▸ **Record list**:
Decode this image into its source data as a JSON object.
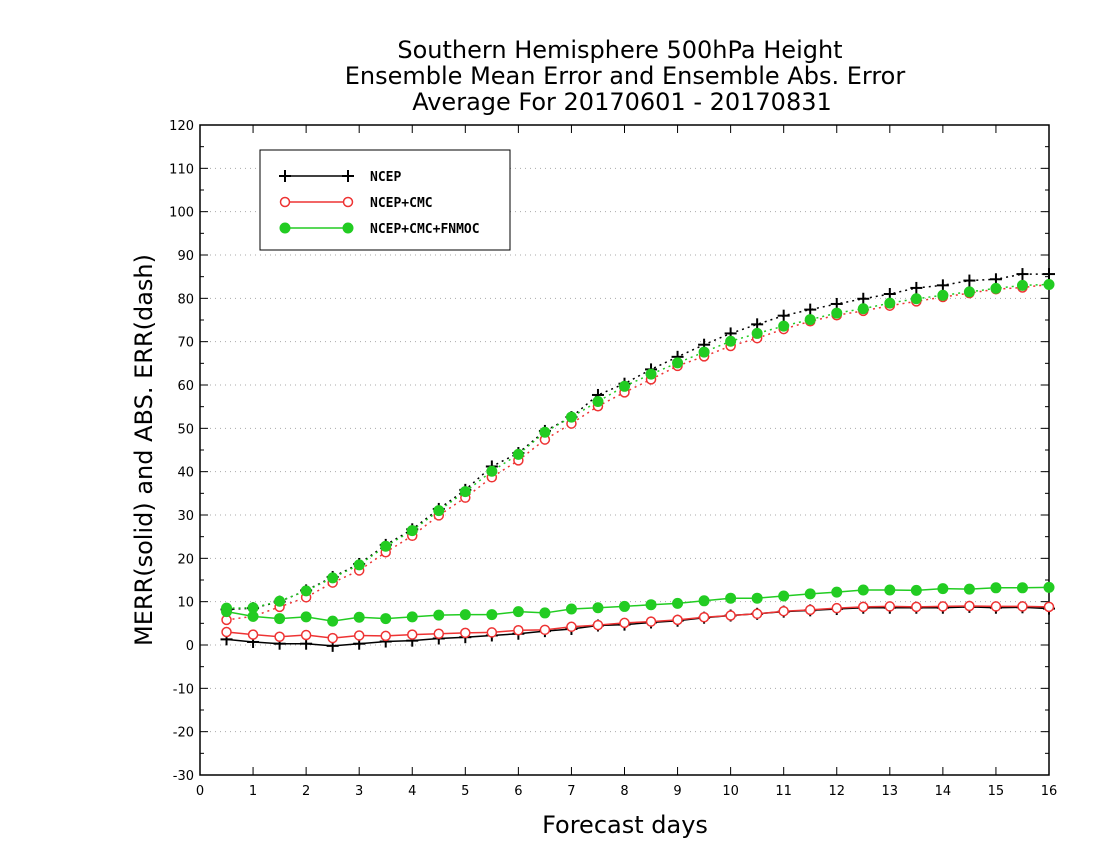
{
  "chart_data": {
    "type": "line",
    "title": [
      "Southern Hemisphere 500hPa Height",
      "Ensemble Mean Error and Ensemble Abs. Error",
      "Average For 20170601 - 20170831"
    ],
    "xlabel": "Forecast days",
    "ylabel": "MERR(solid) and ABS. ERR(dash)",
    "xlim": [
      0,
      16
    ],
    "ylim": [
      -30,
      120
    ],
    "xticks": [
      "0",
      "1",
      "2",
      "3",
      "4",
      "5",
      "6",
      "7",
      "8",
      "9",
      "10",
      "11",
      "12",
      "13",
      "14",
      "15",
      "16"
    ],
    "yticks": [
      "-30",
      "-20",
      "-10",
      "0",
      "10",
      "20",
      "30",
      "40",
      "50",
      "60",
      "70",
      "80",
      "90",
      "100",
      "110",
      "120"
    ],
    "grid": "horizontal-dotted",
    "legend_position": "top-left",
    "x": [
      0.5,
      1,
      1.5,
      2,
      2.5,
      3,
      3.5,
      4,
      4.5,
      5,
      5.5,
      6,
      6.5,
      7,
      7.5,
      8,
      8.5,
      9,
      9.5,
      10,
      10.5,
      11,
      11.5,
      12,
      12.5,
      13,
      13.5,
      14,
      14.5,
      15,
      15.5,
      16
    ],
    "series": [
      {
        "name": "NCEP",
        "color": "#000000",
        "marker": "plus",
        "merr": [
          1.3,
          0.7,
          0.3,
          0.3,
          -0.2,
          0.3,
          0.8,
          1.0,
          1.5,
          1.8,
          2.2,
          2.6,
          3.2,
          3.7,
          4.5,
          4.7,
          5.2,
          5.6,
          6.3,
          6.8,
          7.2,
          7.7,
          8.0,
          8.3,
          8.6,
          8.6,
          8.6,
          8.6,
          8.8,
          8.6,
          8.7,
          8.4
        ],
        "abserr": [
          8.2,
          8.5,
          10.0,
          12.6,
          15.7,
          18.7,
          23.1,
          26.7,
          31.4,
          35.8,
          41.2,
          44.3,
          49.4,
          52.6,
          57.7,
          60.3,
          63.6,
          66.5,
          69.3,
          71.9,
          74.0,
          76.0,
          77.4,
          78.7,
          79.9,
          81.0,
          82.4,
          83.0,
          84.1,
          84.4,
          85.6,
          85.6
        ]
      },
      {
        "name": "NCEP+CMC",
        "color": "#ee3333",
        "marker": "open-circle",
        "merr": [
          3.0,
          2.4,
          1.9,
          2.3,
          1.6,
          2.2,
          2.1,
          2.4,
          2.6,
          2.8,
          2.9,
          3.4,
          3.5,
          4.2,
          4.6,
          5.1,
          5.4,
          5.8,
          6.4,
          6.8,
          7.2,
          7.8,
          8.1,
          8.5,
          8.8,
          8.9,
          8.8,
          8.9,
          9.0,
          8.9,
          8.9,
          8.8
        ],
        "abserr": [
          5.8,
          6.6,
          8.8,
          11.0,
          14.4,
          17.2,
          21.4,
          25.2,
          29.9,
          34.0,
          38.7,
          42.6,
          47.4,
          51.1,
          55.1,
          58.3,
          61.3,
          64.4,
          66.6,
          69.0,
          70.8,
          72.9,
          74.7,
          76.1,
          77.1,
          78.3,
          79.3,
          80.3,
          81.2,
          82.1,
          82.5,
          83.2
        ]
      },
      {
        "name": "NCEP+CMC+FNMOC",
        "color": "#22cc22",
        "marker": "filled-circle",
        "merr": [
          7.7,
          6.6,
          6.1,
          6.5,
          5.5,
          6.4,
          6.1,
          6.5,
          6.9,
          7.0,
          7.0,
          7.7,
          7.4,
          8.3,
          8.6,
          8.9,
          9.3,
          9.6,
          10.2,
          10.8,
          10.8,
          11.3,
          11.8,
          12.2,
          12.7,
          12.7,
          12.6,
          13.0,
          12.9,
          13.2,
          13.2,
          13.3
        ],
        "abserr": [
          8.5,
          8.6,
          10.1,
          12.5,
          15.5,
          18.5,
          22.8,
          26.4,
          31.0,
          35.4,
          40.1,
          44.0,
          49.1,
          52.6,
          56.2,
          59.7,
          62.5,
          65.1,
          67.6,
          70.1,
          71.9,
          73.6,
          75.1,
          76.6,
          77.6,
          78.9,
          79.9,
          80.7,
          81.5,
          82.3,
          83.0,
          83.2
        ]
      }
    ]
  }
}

▸ **Work instructions**: Return each line from the material above exactly, but not the pictures.

▸ **Solution**:
Decode this image into its source data as a JSON object.
{
  "chart_data": {
    "type": "line",
    "title": [
      "Southern Hemisphere 500hPa Height",
      "Ensemble Mean Error and Ensemble Abs. Error",
      "Average For 20170601 - 20170831"
    ],
    "xlabel": "Forecast days",
    "ylabel": "MERR(solid) and ABS. ERR(dash)",
    "xlim": [
      0,
      16
    ],
    "ylim": [
      -30,
      120
    ],
    "xticks": [
      "0",
      "1",
      "2",
      "3",
      "4",
      "5",
      "6",
      "7",
      "8",
      "9",
      "10",
      "11",
      "12",
      "13",
      "14",
      "15",
      "16"
    ],
    "yticks": [
      "-30",
      "-20",
      "-10",
      "0",
      "10",
      "20",
      "30",
      "40",
      "50",
      "60",
      "70",
      "80",
      "90",
      "100",
      "110",
      "120"
    ],
    "grid": "horizontal-dotted",
    "legend_position": "top-left",
    "x": [
      0.5,
      1,
      1.5,
      2,
      2.5,
      3,
      3.5,
      4,
      4.5,
      5,
      5.5,
      6,
      6.5,
      7,
      7.5,
      8,
      8.5,
      9,
      9.5,
      10,
      10.5,
      11,
      11.5,
      12,
      12.5,
      13,
      13.5,
      14,
      14.5,
      15,
      15.5,
      16
    ],
    "series": [
      {
        "name": "NCEP",
        "color": "#000000",
        "marker": "plus",
        "merr": [
          1.3,
          0.7,
          0.3,
          0.3,
          -0.2,
          0.3,
          0.8,
          1.0,
          1.5,
          1.8,
          2.2,
          2.6,
          3.2,
          3.7,
          4.5,
          4.7,
          5.2,
          5.6,
          6.3,
          6.8,
          7.2,
          7.7,
          8.0,
          8.3,
          8.6,
          8.6,
          8.6,
          8.6,
          8.8,
          8.6,
          8.7,
          8.4
        ],
        "abserr": [
          8.2,
          8.5,
          10.0,
          12.6,
          15.7,
          18.7,
          23.1,
          26.7,
          31.4,
          35.8,
          41.2,
          44.3,
          49.4,
          52.6,
          57.7,
          60.3,
          63.6,
          66.5,
          69.3,
          71.9,
          74.0,
          76.0,
          77.4,
          78.7,
          79.9,
          81.0,
          82.4,
          83.0,
          84.1,
          84.4,
          85.6,
          85.6
        ]
      },
      {
        "name": "NCEP+CMC",
        "color": "#ee3333",
        "marker": "open-circle",
        "merr": [
          3.0,
          2.4,
          1.9,
          2.3,
          1.6,
          2.2,
          2.1,
          2.4,
          2.6,
          2.8,
          2.9,
          3.4,
          3.5,
          4.2,
          4.6,
          5.1,
          5.4,
          5.8,
          6.4,
          6.8,
          7.2,
          7.8,
          8.1,
          8.5,
          8.8,
          8.9,
          8.8,
          8.9,
          9.0,
          8.9,
          8.9,
          8.8
        ],
        "abserr": [
          5.8,
          6.6,
          8.8,
          11.0,
          14.4,
          17.2,
          21.4,
          25.2,
          29.9,
          34.0,
          38.7,
          42.6,
          47.4,
          51.1,
          55.1,
          58.3,
          61.3,
          64.4,
          66.6,
          69.0,
          70.8,
          72.9,
          74.7,
          76.1,
          77.1,
          78.3,
          79.3,
          80.3,
          81.2,
          82.1,
          82.5,
          83.2
        ]
      },
      {
        "name": "NCEP+CMC+FNMOC",
        "color": "#22cc22",
        "marker": "filled-circle",
        "merr": [
          7.7,
          6.6,
          6.1,
          6.5,
          5.5,
          6.4,
          6.1,
          6.5,
          6.9,
          7.0,
          7.0,
          7.7,
          7.4,
          8.3,
          8.6,
          8.9,
          9.3,
          9.6,
          10.2,
          10.8,
          10.8,
          11.3,
          11.8,
          12.2,
          12.7,
          12.7,
          12.6,
          13.0,
          12.9,
          13.2,
          13.2,
          13.3
        ],
        "abserr": [
          8.5,
          8.6,
          10.1,
          12.5,
          15.5,
          18.5,
          22.8,
          26.4,
          31.0,
          35.4,
          40.1,
          44.0,
          49.1,
          52.6,
          56.2,
          59.7,
          62.5,
          65.1,
          67.6,
          70.1,
          71.9,
          73.6,
          75.1,
          76.6,
          77.6,
          78.9,
          79.9,
          80.7,
          81.5,
          82.3,
          83.0,
          83.2
        ]
      }
    ]
  }
}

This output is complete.